▶ **Material provided**
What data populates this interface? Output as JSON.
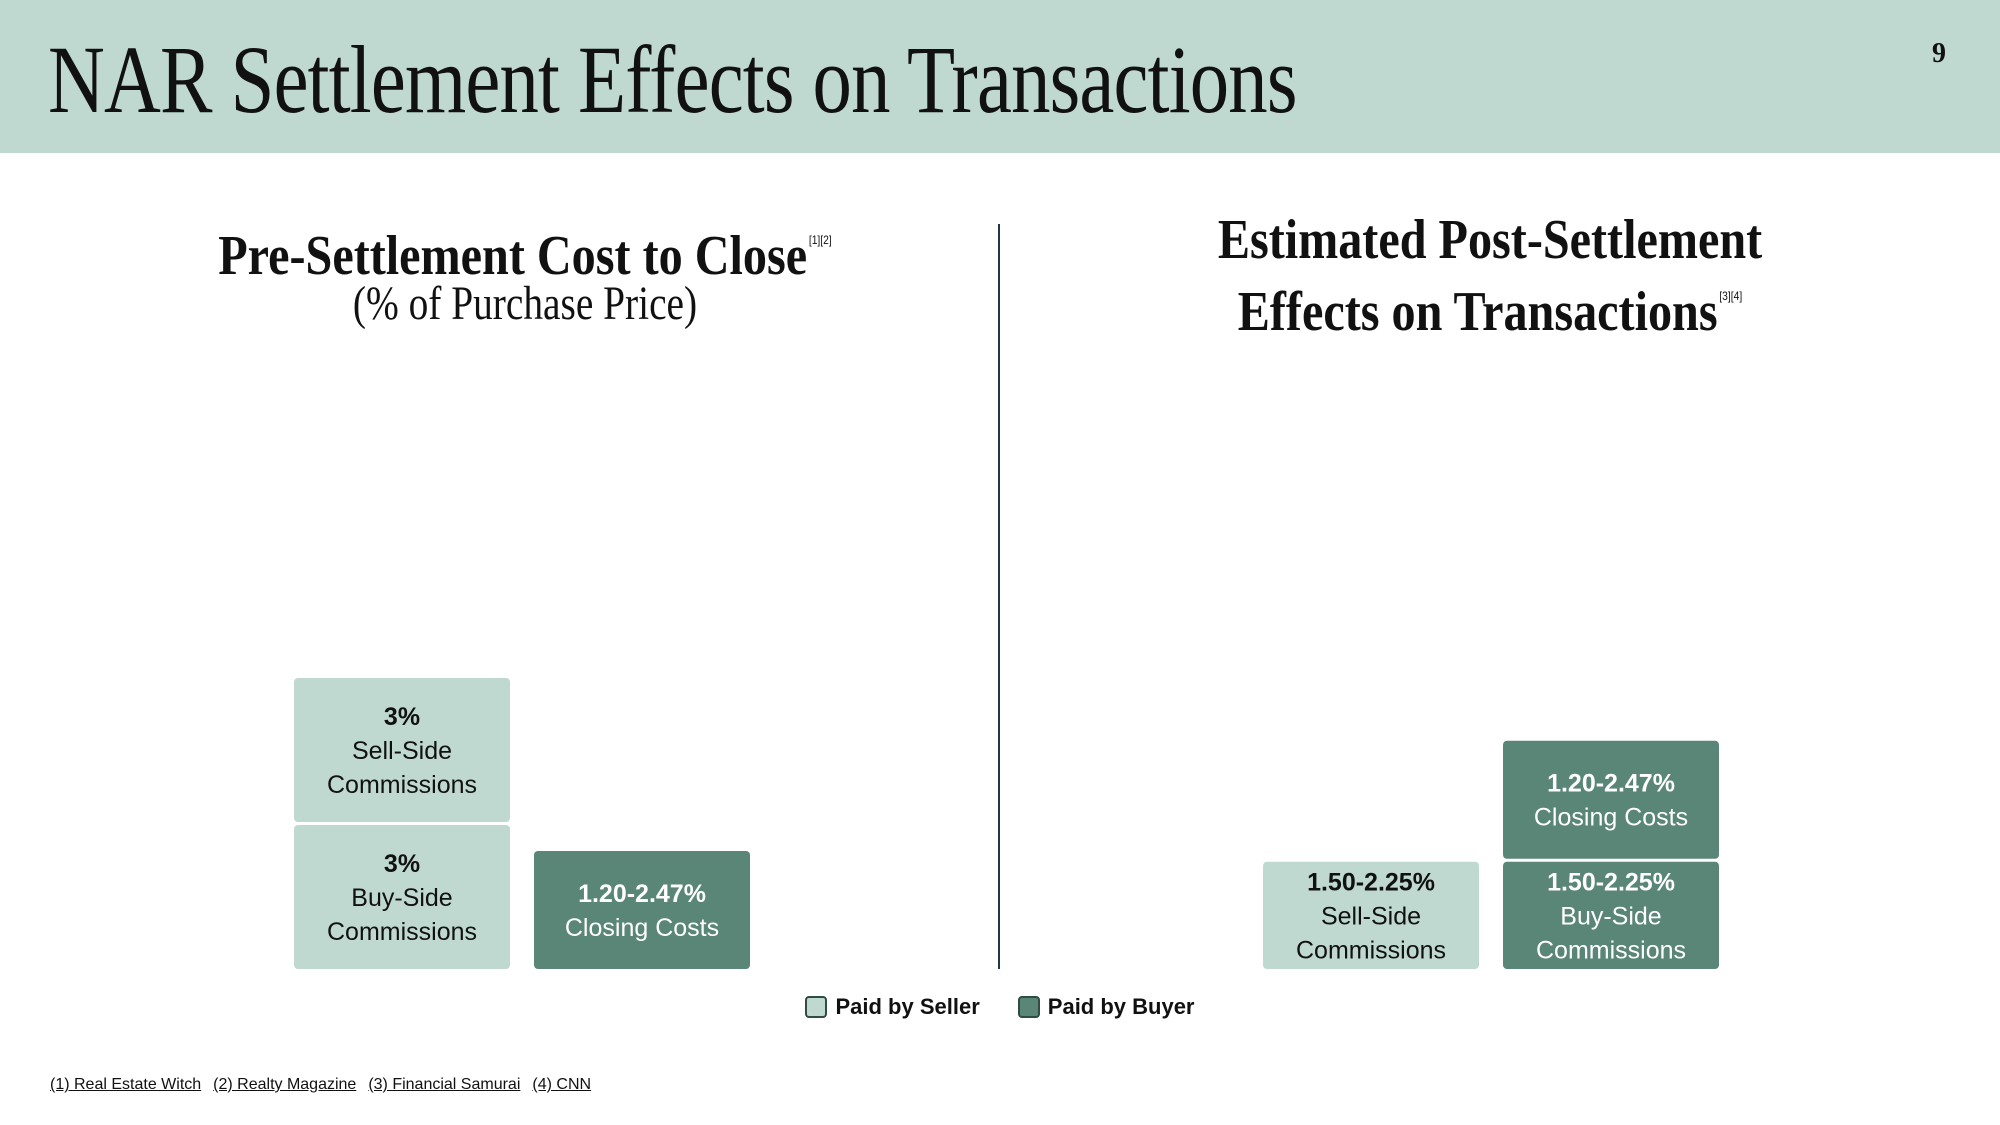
{
  "header": {
    "title": "NAR Settlement Effects on Transactions",
    "page_number": "9"
  },
  "left_panel": {
    "title": "Pre-Settlement Cost to Close",
    "title_refs": "[1][2]",
    "subtitle": "(% of Purchase Price)"
  },
  "right_panel": {
    "title_line1": "Estimated Post-Settlement",
    "title_line2": "Effects on Transactions",
    "title_refs": "[3][4]"
  },
  "colors": {
    "seller": "#bfd9d1",
    "buyer": "#5a8677",
    "header_bg": "#bfd9d1"
  },
  "legend": {
    "seller_label": "Paid by Seller",
    "buyer_label": "Paid by Buyer"
  },
  "footnotes": [
    "(1) Real Estate Witch",
    "(2) Realty Magazine",
    "(3) Financial Samurai",
    "(4) CNN"
  ],
  "chart_data": [
    {
      "type": "bar",
      "stacked": true,
      "title": "Pre-Settlement Cost to Close",
      "subtitle": "(% of Purchase Price)",
      "categories": [
        "Paid by Seller",
        "Paid by Buyer"
      ],
      "bars": [
        {
          "payer": "seller",
          "segments": [
            {
              "value": "3%",
              "label": "Buy-Side Commissions",
              "min": 3,
              "max": 3
            },
            {
              "value": "3%",
              "label": "Sell-Side Commissions",
              "min": 3,
              "max": 3
            }
          ]
        },
        {
          "payer": "buyer",
          "segments": [
            {
              "value": "1.20-2.47%",
              "label": "Closing Costs",
              "min": 1.2,
              "max": 2.47
            }
          ]
        }
      ]
    },
    {
      "type": "bar",
      "stacked": true,
      "title": "Estimated Post-Settlement Effects on Transactions",
      "categories": [
        "Paid by Seller",
        "Paid by Buyer"
      ],
      "bars": [
        {
          "payer": "seller",
          "segments": [
            {
              "value": "1.50-2.25%",
              "label": "Sell-Side Commissions",
              "min": 1.5,
              "max": 2.25
            }
          ]
        },
        {
          "payer": "buyer",
          "segments": [
            {
              "value": "1.50-2.25%",
              "label": "Buy-Side Commissions",
              "min": 1.5,
              "max": 2.25
            },
            {
              "value": "1.20-2.47%",
              "label": "Closing Costs",
              "min": 1.2,
              "max": 2.47
            }
          ]
        }
      ]
    }
  ]
}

▶ **Job**
Restate the whole listing above exactly, please, omitting every image.

▶ **Reply to the task**
What data populates this interface? Output as JSON.
{
  "header": {
    "title": "NAR Settlement Effects on Transactions",
    "page_number": "9"
  },
  "left_panel": {
    "title": "Pre-Settlement Cost to Close",
    "title_refs": "[1][2]",
    "subtitle": "(% of Purchase Price)"
  },
  "right_panel": {
    "title_line1": "Estimated Post-Settlement",
    "title_line2": "Effects on Transactions",
    "title_refs": "[3][4]"
  },
  "colors": {
    "seller": "#bfd9d1",
    "buyer": "#5a8677",
    "header_bg": "#bfd9d1"
  },
  "legend": {
    "seller_label": "Paid by Seller",
    "buyer_label": "Paid by Buyer"
  },
  "footnotes": [
    "(1) Real Estate Witch",
    "(2) Realty Magazine",
    "(3) Financial Samurai",
    "(4) CNN"
  ],
  "chart_data": [
    {
      "type": "bar",
      "stacked": true,
      "title": "Pre-Settlement Cost to Close",
      "subtitle": "(% of Purchase Price)",
      "categories": [
        "Paid by Seller",
        "Paid by Buyer"
      ],
      "bars": [
        {
          "payer": "seller",
          "segments": [
            {
              "value": "3%",
              "label": "Buy-Side Commissions",
              "min": 3,
              "max": 3
            },
            {
              "value": "3%",
              "label": "Sell-Side Commissions",
              "min": 3,
              "max": 3
            }
          ]
        },
        {
          "payer": "buyer",
          "segments": [
            {
              "value": "1.20-2.47%",
              "label": "Closing Costs",
              "min": 1.2,
              "max": 2.47
            }
          ]
        }
      ]
    },
    {
      "type": "bar",
      "stacked": true,
      "title": "Estimated Post-Settlement Effects on Transactions",
      "categories": [
        "Paid by Seller",
        "Paid by Buyer"
      ],
      "bars": [
        {
          "payer": "seller",
          "segments": [
            {
              "value": "1.50-2.25%",
              "label": "Sell-Side Commissions",
              "min": 1.5,
              "max": 2.25
            }
          ]
        },
        {
          "payer": "buyer",
          "segments": [
            {
              "value": "1.50-2.25%",
              "label": "Buy-Side Commissions",
              "min": 1.5,
              "max": 2.25
            },
            {
              "value": "1.20-2.47%",
              "label": "Closing Costs",
              "min": 1.2,
              "max": 2.47
            }
          ]
        }
      ]
    }
  ]
}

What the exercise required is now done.